Retype each entry exactly.

========================

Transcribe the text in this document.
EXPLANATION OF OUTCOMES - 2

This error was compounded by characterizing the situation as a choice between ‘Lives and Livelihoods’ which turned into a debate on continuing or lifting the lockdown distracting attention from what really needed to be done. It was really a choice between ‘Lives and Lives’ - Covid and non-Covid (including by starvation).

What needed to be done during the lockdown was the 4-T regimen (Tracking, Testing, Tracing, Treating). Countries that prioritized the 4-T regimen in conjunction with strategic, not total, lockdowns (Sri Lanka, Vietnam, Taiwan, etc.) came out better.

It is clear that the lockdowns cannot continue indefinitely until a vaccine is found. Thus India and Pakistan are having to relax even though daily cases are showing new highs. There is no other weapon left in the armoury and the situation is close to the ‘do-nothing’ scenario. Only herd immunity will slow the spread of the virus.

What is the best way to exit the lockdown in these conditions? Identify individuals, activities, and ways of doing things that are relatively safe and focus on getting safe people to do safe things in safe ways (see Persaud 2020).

========================

*Exercise answer*:
Transcribe the text in this document.
EXPLANATION OF OUTCOMES - 2

This error was compounded by characterizing the situation as a choice between ‘Lives and Livelihoods’ which turned into a debate on continuing or lifting the lockdown distracting attention from what really needed to be done. It was really a choice between ‘Lives and Lives’ - Covid and non-Covid (including by starvation).

What needed to be done during the lockdown was the 4-T regimen (Tracking, Testing, Tracing, Treating). Countries that prioritized the 4-T regimen in conjunction with strategic, not total, lockdowns (Sri Lanka, Vietnam, Taiwan, etc.) came out better.

It is clear that the lockdowns cannot continue indefinitely until a vaccine is found. Thus India and Pakistan are having to relax even though daily cases are showing new highs. There is no other weapon left in the armoury and the situation is close to the ‘do-nothing’ scenario. Only herd immunity will slow the spread of the virus.

What is the best way to exit the lockdown in these conditions? Identify individuals, activities, and ways of doing things that are relatively safe and focus on getting safe people to do safe things in safe ways (see Persaud 2020).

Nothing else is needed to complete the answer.